(Work required)
Return every record verbatim.

(The data)

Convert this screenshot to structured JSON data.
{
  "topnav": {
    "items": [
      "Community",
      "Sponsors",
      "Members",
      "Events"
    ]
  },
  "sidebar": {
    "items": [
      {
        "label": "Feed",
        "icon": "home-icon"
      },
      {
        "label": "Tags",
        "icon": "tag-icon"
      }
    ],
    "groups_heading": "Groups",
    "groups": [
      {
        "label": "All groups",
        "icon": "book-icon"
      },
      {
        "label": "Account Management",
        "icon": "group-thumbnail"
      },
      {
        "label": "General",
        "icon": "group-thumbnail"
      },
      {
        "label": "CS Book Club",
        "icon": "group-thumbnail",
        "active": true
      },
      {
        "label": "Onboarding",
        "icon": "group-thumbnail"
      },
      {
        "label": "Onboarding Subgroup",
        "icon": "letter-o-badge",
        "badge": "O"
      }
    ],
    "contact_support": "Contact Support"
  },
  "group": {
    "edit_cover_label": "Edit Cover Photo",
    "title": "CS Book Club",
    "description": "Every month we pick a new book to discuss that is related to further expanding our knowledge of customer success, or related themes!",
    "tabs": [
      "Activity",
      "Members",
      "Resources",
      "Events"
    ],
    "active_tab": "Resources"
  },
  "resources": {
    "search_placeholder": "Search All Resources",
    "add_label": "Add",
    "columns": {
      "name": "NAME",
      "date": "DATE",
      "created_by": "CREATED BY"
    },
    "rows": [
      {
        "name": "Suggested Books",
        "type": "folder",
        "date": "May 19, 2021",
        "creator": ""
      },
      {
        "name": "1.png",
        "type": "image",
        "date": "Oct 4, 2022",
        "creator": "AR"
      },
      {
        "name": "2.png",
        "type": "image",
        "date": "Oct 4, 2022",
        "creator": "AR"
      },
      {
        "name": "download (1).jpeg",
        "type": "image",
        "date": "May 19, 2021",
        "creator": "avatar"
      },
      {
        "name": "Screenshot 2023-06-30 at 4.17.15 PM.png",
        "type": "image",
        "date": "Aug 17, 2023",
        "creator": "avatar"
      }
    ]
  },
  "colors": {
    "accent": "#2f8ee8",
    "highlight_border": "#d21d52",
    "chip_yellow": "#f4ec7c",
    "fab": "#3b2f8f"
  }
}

(Output for this exercise)
Convert this screenshot to structured JSON data.
{
  "topnav": {
    "items": [
      "Community",
      "Sponsors",
      "Members",
      "Events"
    ]
  },
  "sidebar": {
    "items": [
      {
        "label": "Feed",
        "icon": "home-icon"
      },
      {
        "label": "Tags",
        "icon": "tag-icon"
      }
    ],
    "groups_heading": "Groups",
    "groups": [
      {
        "label": "All groups",
        "icon": "book-icon"
      },
      {
        "label": "Account Management",
        "icon": "group-thumbnail"
      },
      {
        "label": "General",
        "icon": "group-thumbnail"
      },
      {
        "label": "CS Book Club",
        "icon": "group-thumbnail",
        "active": true
      },
      {
        "label": "Onboarding",
        "icon": "group-thumbnail"
      },
      {
        "label": "Onboarding Subgroup",
        "icon": "letter-o-badge",
        "badge": "O"
      }
    ],
    "contact_support": "Contact Support"
  },
  "group": {
    "edit_cover_label": "Edit Cover Photo",
    "title": "CS Book Club",
    "description": "Every month we pick a new book to discuss that is related to further expanding our knowledge of customer success, or related themes!",
    "tabs": [
      "Activity",
      "Members",
      "Resources",
      "Events"
    ],
    "active_tab": "Resources"
  },
  "resources": {
    "search_placeholder": "Search All Resources",
    "add_label": "Add",
    "columns": {
      "name": "NAME",
      "date": "DATE",
      "created_by": "CREATED BY"
    },
    "rows": [
      {
        "name": "Suggested Books",
        "type": "folder",
        "date": "May 19, 2021",
        "creator": ""
      },
      {
        "name": "1.png",
        "type": "image",
        "date": "Oct 4, 2022",
        "creator": "AR"
      },
      {
        "name": "2.png",
        "type": "image",
        "date": "Oct 4, 2022",
        "creator": "AR"
      },
      {
        "name": "download (1).jpeg",
        "type": "image",
        "date": "May 19, 2021",
        "creator": "avatar"
      },
      {
        "name": "Screenshot 2023-06-30 at 4.17.15 PM.png",
        "type": "image",
        "date": "Aug 17, 2023",
        "creator": "avatar"
      }
    ]
  },
  "colors": {
    "accent": "#2f8ee8",
    "highlight_border": "#d21d52",
    "chip_yellow": "#f4ec7c",
    "fab": "#3b2f8f"
  }
}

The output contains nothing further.